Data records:
______

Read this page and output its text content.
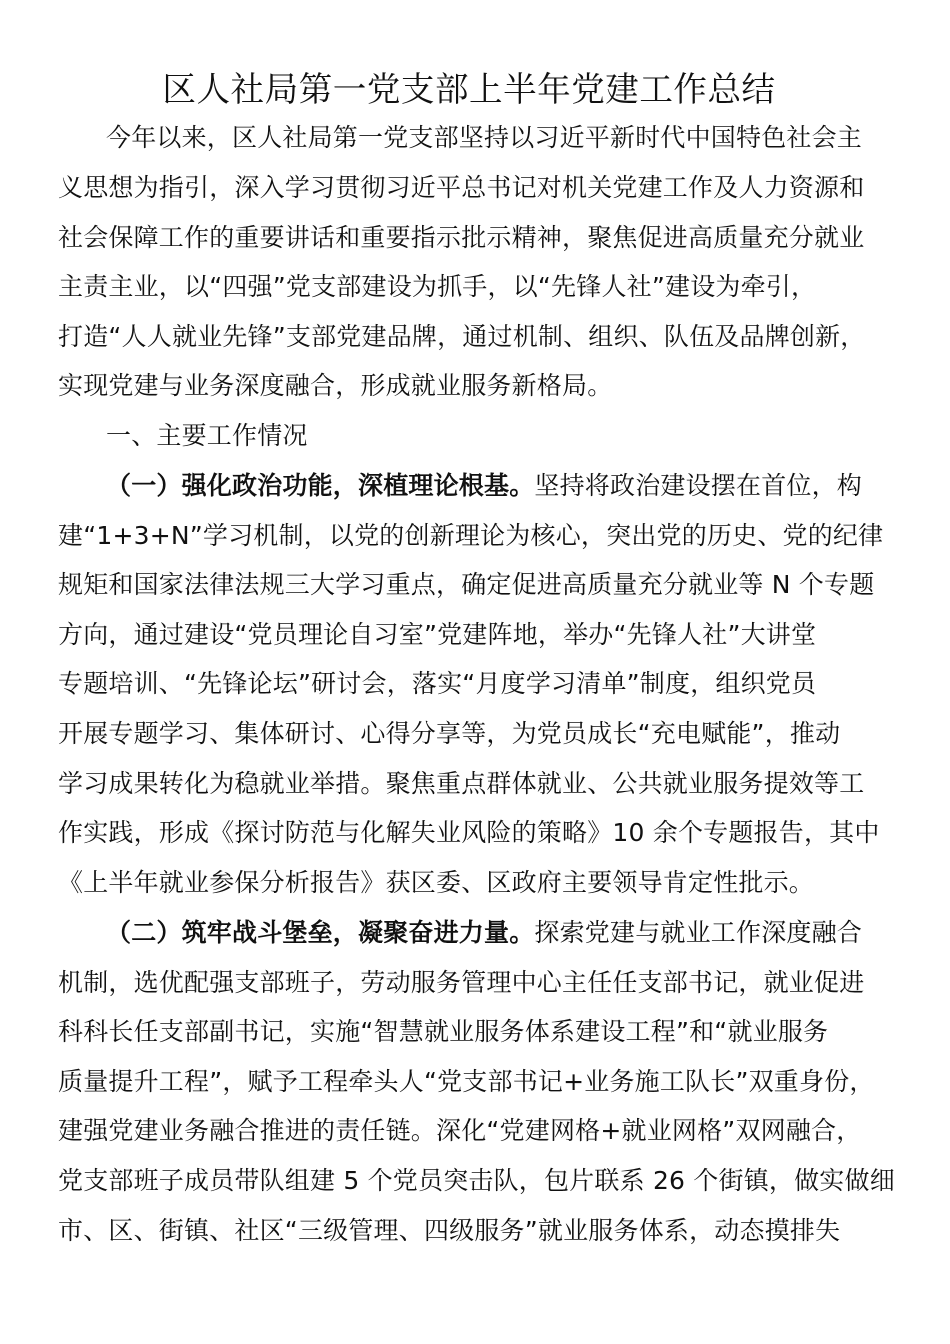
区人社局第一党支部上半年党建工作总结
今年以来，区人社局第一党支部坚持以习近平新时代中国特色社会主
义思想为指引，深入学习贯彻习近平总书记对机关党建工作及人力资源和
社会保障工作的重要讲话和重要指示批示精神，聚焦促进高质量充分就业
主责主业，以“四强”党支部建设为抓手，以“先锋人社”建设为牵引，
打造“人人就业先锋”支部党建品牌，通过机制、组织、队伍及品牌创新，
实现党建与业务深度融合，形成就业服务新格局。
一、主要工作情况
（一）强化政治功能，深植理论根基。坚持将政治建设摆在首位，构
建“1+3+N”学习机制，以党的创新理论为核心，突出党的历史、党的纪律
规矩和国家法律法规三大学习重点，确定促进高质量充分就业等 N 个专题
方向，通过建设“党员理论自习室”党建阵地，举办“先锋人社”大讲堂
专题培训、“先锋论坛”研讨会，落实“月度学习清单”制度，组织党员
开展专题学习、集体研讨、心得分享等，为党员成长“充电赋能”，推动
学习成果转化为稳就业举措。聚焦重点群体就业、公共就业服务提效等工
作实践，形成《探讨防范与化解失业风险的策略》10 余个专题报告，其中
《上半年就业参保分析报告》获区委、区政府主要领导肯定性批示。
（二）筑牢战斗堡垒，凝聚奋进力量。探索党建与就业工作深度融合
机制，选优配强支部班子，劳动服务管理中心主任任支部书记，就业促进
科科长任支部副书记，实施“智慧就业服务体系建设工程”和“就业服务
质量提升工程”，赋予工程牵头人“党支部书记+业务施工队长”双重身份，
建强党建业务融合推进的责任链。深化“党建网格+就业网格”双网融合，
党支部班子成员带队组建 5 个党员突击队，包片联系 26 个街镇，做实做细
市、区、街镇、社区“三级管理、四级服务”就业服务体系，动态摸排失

______

STATED EXERCISE → Make an exact copy of the records above, with the pictures left out.

OUTPUT OF THE TASK →
Read this page and output its text content.
区人社局第一党支部上半年党建工作总结
今年以来，区人社局第一党支部坚持以习近平新时代中国特色社会主
义思想为指引，深入学习贯彻习近平总书记对机关党建工作及人力资源和
社会保障工作的重要讲话和重要指示批示精神，聚焦促进高质量充分就业
主责主业，以“四强”党支部建设为抓手，以“先锋人社”建设为牵引，
打造“人人就业先锋”支部党建品牌，通过机制、组织、队伍及品牌创新，
实现党建与业务深度融合，形成就业服务新格局。
一、主要工作情况
（一）强化政治功能，深植理论根基。坚持将政治建设摆在首位，构
建“1+3+N”学习机制，以党的创新理论为核心，突出党的历史、党的纪律
规矩和国家法律法规三大学习重点，确定促进高质量充分就业等 N 个专题
方向，通过建设“党员理论自习室”党建阵地，举办“先锋人社”大讲堂
专题培训、“先锋论坛”研讨会，落实“月度学习清单”制度，组织党员
开展专题学习、集体研讨、心得分享等，为党员成长“充电赋能”，推动
学习成果转化为稳就业举措。聚焦重点群体就业、公共就业服务提效等工
作实践，形成《探讨防范与化解失业风险的策略》10 余个专题报告，其中
《上半年就业参保分析报告》获区委、区政府主要领导肯定性批示。
（二）筑牢战斗堡垒，凝聚奋进力量。探索党建与就业工作深度融合
机制，选优配强支部班子，劳动服务管理中心主任任支部书记，就业促进
科科长任支部副书记，实施“智慧就业服务体系建设工程”和“就业服务
质量提升工程”，赋予工程牵头人“党支部书记+业务施工队长”双重身份，
建强党建业务融合推进的责任链。深化“党建网格+就业网格”双网融合，
党支部班子成员带队组建 5 个党员突击队，包片联系 26 个街镇，做实做细
市、区、街镇、社区“三级管理、四级服务”就业服务体系，动态摸排失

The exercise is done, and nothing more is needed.